What you should do: Keep the pictures out and restate every record exactly.

Dataset:
+---+
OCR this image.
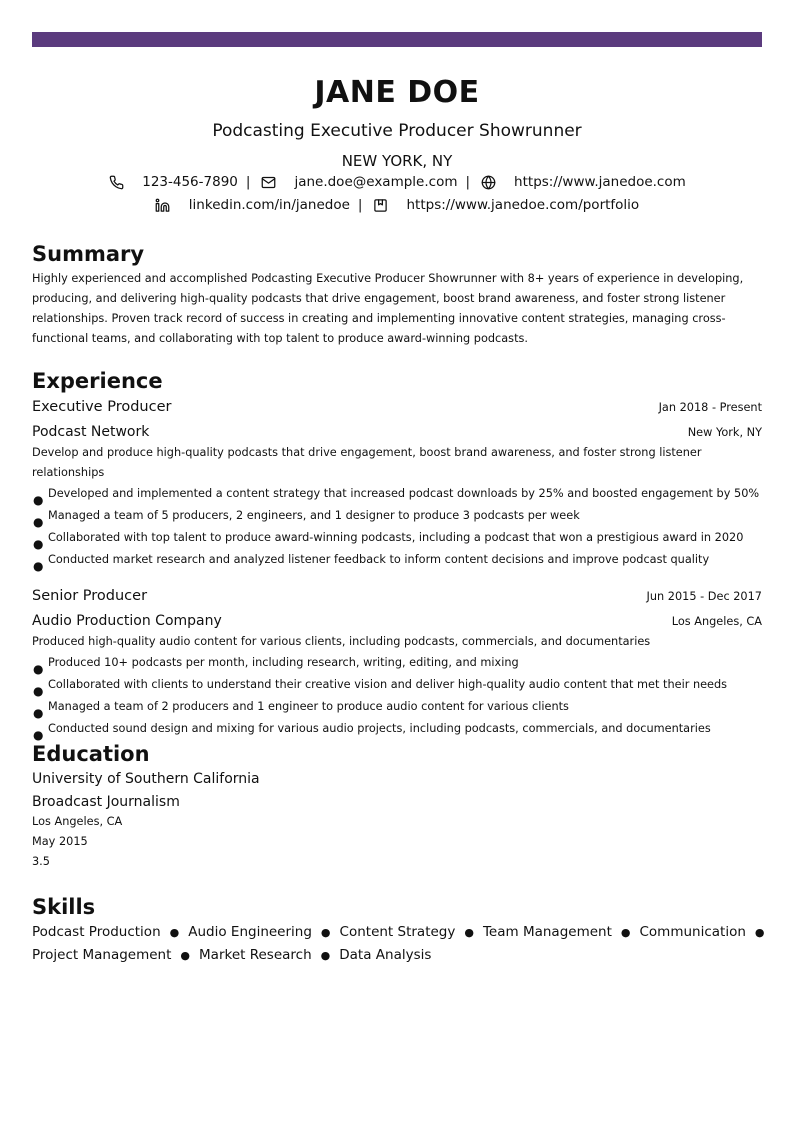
JANE DOE
Podcasting Executive Producer Showrunner
NEW YORK, NY
123-456-7890 |	jane.doe@example.com |	https://www.janedoe.com
linkedin.com/in/janedoe |	https://www.janedoe.com/portfolio
Summary
Highly experienced and accomplished Podcasting Executive Producer Showrunner with 8+ years of experience in developing, producing, and delivering high-quality podcasts that drive engagement, boost brand awareness, and foster strong listener relationships. Proven track record of success in creating and implementing innovative content strategies, managing cross-functional teams, and collaborating with top talent to produce award-winning podcasts.
Experience
Executive Producer	Jan 2018 - Present
Podcast Network	New York, NY
Develop and produce high-quality podcasts that drive engagement, boost brand awareness, and foster strong listener relationships
● Developed and implemented a content strategy that increased podcast downloads by 25% and boosted engagement by 50%
● Managed a team of 5 producers, 2 engineers, and 1 designer to produce 3 podcasts per week
● Collaborated with top talent to produce award-winning podcasts, including a podcast that won a prestigious award in 2020
● Conducted market research and analyzed listener feedback to inform content decisions and improve podcast quality
Senior Producer	Jun 2015 - Dec 2017
Audio Production Company	Los Angeles, CA
Produced high-quality audio content for various clients, including podcasts, commercials, and documentaries
● Produced 10+ podcasts per month, including research, writing, editing, and mixing
● Collaborated with clients to understand their creative vision and deliver high-quality audio content that met their needs
● Managed a team of 2 producers and 1 engineer to produce audio content for various clients
● Conducted sound design and mixing for various audio projects, including podcasts, commercials, and documentaries
Education
University of Southern California
Broadcast Journalism
Los Angeles, CA
May 2015
3.5
Skills
Podcast Production ● Audio Engineering ● Content Strategy ● Team Management ● Communication ●
Project Management ● Market Research ● Data Analysis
+---+
Exercise output:
OCR this image.
JANE DOE
Podcasting Executive Producer Showrunner
NEW YORK, NY
123-456-7890 |	jane.doe@example.com |	https://www.janedoe.com
linkedin.com/in/janedoe |	https://www.janedoe.com/portfolio
Summary
Highly experienced and accomplished Podcasting Executive Producer Showrunner with 8+ years of experience in developing, producing, and delivering high-quality podcasts that drive engagement, boost brand awareness, and foster strong listener relationships. Proven track record of success in creating and implementing innovative content strategies, managing cross-functional teams, and collaborating with top talent to produce award-winning podcasts.
Experience
Executive Producer	Jan 2018 - Present
Podcast Network	New York, NY
Develop and produce high-quality podcasts that drive engagement, boost brand awareness, and foster strong listener relationships
● Developed and implemented a content strategy that increased podcast downloads by 25% and boosted engagement by 50%
● Managed a team of 5 producers, 2 engineers, and 1 designer to produce 3 podcasts per week
● Collaborated with top talent to produce award-winning podcasts, including a podcast that won a prestigious award in 2020
● Conducted market research and analyzed listener feedback to inform content decisions and improve podcast quality
Senior Producer	Jun 2015 - Dec 2017
Audio Production Company	Los Angeles, CA
Produced high-quality audio content for various clients, including podcasts, commercials, and documentaries
● Produced 10+ podcasts per month, including research, writing, editing, and mixing
● Collaborated with clients to understand their creative vision and deliver high-quality audio content that met their needs
● Managed a team of 2 producers and 1 engineer to produce audio content for various clients
● Conducted sound design and mixing for various audio projects, including podcasts, commercials, and documentaries
Education
University of Southern California
Broadcast Journalism
Los Angeles, CA
May 2015
3.5
Skills
Podcast Production ● Audio Engineering ● Content Strategy ● Team Management ● Communication ●
Project Management ● Market Research ● Data Analysis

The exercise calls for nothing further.